--- start of AVAILABLE DATA ---
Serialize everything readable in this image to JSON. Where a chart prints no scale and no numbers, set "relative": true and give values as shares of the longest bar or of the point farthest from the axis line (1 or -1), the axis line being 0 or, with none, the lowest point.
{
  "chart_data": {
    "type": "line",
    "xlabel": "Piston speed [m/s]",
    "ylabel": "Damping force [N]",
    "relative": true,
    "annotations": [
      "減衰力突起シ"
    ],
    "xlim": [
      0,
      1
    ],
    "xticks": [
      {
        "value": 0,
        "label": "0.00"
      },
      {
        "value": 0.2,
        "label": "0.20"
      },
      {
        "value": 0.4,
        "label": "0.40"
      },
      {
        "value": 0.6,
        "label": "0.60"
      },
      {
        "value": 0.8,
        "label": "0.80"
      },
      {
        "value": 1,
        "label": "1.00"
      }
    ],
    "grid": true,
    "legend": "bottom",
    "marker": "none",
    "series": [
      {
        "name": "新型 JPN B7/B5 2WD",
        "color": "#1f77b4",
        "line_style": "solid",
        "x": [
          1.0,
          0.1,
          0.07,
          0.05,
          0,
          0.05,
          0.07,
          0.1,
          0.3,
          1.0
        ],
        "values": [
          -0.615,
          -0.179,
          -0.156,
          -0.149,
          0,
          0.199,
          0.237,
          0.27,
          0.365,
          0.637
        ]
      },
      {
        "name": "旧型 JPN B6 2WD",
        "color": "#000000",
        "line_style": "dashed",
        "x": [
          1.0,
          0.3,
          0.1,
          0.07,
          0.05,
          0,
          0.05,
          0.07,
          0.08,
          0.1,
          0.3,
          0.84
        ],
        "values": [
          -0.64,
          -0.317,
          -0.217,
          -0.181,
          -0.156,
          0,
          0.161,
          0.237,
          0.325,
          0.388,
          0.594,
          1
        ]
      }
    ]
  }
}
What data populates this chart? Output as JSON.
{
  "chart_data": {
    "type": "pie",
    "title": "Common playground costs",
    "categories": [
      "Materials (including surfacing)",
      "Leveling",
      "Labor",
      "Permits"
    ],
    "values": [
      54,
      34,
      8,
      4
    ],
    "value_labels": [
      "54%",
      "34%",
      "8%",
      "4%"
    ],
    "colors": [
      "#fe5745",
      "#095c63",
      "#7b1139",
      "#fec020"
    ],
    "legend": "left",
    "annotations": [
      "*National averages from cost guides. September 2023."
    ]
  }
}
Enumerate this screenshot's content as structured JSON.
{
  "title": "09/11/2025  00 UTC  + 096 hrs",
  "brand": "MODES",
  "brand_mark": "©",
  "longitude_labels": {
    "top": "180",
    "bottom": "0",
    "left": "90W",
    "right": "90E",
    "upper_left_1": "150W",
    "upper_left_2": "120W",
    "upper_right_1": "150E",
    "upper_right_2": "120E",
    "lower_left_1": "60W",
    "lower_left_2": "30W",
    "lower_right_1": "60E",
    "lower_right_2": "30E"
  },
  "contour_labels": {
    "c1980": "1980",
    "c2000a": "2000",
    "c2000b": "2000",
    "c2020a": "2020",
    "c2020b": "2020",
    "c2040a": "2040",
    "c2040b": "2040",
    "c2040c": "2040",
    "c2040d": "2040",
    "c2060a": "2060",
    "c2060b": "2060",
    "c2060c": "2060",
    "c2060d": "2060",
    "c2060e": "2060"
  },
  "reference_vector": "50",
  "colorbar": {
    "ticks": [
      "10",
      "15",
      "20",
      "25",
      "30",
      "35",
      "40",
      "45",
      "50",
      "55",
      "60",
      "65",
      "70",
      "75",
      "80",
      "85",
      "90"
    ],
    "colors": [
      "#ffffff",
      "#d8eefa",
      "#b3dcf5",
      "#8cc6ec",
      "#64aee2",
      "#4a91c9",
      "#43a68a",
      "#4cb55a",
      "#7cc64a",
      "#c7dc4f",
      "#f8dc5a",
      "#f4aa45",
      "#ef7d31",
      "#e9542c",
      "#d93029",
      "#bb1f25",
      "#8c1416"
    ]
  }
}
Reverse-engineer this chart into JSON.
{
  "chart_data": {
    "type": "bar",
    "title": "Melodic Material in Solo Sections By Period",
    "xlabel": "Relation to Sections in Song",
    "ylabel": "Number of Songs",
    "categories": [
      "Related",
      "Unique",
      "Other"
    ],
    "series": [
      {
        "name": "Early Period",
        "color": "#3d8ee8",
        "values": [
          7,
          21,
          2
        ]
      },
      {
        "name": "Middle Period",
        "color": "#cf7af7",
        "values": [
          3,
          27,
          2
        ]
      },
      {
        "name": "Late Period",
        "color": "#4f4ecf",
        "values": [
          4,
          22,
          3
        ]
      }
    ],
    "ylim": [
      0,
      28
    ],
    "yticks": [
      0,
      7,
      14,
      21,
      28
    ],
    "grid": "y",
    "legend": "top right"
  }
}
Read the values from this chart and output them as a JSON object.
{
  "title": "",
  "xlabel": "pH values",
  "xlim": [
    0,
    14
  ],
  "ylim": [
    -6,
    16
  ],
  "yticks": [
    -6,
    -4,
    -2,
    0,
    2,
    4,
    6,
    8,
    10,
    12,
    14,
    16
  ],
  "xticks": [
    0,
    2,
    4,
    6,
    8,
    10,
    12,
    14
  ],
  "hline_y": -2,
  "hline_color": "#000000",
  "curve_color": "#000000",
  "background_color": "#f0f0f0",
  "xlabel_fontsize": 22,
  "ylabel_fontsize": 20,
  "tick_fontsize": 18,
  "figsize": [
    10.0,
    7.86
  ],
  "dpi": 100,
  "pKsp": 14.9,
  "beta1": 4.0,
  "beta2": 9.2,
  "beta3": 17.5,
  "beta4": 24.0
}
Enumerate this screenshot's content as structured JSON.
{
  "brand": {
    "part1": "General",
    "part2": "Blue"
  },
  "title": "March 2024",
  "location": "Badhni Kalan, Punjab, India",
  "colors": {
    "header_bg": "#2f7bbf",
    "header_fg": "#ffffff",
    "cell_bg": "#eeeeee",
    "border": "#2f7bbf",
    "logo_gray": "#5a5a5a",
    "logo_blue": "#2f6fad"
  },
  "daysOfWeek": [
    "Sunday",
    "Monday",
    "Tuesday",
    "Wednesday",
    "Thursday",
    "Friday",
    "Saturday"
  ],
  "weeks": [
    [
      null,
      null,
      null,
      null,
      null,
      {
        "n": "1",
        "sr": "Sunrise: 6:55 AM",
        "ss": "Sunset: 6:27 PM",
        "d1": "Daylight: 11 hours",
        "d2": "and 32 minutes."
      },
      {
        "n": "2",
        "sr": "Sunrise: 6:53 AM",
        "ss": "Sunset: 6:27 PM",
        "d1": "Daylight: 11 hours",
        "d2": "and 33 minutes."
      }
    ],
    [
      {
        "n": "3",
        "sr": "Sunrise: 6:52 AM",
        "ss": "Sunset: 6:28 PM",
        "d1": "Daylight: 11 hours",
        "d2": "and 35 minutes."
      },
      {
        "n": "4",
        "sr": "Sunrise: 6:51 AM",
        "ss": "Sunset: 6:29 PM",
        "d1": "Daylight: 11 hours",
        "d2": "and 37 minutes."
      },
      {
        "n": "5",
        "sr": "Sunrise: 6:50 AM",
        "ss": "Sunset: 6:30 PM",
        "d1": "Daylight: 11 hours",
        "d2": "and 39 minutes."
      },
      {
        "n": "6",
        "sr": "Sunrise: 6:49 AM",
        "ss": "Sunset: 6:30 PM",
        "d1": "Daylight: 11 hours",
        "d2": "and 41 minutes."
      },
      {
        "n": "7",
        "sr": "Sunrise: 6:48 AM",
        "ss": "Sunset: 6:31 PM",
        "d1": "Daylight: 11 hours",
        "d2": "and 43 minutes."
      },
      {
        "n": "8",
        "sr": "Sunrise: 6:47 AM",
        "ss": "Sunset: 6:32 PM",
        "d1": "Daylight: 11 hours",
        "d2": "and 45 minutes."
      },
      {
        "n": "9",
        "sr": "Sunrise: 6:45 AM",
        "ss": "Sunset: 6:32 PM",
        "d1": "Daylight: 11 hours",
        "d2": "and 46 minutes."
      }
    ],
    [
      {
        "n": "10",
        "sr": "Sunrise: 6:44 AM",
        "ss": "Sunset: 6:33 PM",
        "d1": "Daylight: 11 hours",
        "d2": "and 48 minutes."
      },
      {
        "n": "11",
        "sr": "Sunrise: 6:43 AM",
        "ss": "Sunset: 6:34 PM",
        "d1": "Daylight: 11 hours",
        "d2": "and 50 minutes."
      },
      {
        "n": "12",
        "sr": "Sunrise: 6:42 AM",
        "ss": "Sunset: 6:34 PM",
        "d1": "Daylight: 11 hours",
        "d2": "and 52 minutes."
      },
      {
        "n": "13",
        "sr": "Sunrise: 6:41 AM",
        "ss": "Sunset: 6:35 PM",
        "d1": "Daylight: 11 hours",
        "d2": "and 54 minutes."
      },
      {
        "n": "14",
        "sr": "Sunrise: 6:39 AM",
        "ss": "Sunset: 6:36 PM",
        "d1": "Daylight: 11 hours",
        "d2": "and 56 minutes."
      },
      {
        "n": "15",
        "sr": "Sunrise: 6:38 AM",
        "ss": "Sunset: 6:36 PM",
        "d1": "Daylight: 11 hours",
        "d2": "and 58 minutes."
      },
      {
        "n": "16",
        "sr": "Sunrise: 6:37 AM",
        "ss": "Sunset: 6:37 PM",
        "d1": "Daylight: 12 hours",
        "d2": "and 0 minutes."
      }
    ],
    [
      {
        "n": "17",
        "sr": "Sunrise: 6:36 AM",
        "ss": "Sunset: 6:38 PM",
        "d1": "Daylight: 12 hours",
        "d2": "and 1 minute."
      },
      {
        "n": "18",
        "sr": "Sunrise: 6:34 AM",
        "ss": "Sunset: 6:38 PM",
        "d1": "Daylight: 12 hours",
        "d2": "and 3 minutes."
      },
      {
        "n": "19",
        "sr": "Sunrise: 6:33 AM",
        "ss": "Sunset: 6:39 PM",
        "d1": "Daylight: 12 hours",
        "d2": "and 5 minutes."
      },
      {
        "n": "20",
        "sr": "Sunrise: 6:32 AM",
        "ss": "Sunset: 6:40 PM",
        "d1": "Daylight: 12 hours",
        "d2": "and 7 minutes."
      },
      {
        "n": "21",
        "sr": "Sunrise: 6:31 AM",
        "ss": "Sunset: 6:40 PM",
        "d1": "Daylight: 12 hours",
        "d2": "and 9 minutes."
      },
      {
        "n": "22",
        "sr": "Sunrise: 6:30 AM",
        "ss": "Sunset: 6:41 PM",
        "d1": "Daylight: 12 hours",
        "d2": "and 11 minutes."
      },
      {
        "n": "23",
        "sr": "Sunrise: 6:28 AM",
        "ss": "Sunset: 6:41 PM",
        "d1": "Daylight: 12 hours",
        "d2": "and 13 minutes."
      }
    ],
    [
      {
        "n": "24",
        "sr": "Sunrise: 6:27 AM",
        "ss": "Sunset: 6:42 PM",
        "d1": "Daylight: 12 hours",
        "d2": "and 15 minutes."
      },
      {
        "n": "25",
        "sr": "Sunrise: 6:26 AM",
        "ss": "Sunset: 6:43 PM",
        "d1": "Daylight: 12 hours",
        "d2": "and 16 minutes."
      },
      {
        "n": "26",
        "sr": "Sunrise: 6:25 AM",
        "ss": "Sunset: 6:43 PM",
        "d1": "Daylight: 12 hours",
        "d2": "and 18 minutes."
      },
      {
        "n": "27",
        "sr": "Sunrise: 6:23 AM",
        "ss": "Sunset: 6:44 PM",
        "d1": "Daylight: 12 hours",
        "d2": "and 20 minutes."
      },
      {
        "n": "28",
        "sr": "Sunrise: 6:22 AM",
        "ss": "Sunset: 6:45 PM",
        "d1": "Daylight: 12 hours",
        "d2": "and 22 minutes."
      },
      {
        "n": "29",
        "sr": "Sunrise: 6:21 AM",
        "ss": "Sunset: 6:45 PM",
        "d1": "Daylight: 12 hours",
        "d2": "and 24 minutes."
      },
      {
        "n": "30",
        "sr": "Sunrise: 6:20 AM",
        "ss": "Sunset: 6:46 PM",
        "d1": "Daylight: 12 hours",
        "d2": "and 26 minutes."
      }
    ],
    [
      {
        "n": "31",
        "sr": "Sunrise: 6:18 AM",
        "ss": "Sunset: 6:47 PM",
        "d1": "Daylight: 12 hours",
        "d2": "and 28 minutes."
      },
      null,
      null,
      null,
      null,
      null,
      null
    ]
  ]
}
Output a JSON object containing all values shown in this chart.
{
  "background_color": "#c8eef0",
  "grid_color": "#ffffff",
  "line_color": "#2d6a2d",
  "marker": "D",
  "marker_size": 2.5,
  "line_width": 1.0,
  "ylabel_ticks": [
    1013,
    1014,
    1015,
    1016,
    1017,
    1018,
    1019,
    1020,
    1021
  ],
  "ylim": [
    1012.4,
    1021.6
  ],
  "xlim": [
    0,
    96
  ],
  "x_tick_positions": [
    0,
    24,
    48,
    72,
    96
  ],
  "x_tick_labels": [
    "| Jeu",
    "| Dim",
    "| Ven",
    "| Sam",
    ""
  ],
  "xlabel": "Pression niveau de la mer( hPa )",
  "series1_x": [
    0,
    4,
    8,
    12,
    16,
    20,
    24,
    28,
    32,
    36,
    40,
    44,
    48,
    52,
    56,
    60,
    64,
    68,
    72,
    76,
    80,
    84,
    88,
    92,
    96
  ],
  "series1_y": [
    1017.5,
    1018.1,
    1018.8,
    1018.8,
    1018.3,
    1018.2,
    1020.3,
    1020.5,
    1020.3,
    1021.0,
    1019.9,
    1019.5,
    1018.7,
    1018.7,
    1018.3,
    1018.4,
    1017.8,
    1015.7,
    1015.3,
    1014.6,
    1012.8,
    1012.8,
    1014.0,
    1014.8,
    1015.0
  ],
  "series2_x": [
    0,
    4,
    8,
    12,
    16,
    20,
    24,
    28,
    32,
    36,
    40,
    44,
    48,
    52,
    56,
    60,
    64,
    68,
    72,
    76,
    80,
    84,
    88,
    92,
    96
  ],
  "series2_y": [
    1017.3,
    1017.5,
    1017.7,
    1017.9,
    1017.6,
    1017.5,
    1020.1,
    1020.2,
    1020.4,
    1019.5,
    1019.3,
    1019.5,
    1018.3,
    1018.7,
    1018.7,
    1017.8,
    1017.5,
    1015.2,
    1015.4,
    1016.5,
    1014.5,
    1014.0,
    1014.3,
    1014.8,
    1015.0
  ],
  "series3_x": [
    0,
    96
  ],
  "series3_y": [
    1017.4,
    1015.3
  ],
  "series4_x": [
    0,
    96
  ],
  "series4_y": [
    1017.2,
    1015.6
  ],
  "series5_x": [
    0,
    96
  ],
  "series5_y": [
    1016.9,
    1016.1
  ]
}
--- end of AVAILABLE DATA ---
> [WHAT THIS TASK INVOLVES] Pull out each line of the listing that holds the string "ffffff".

> [EXERCISE SOLUTION]
      "#ffffff",
    "header_fg": "#ffffff",
  "grid_color": "#ffffff",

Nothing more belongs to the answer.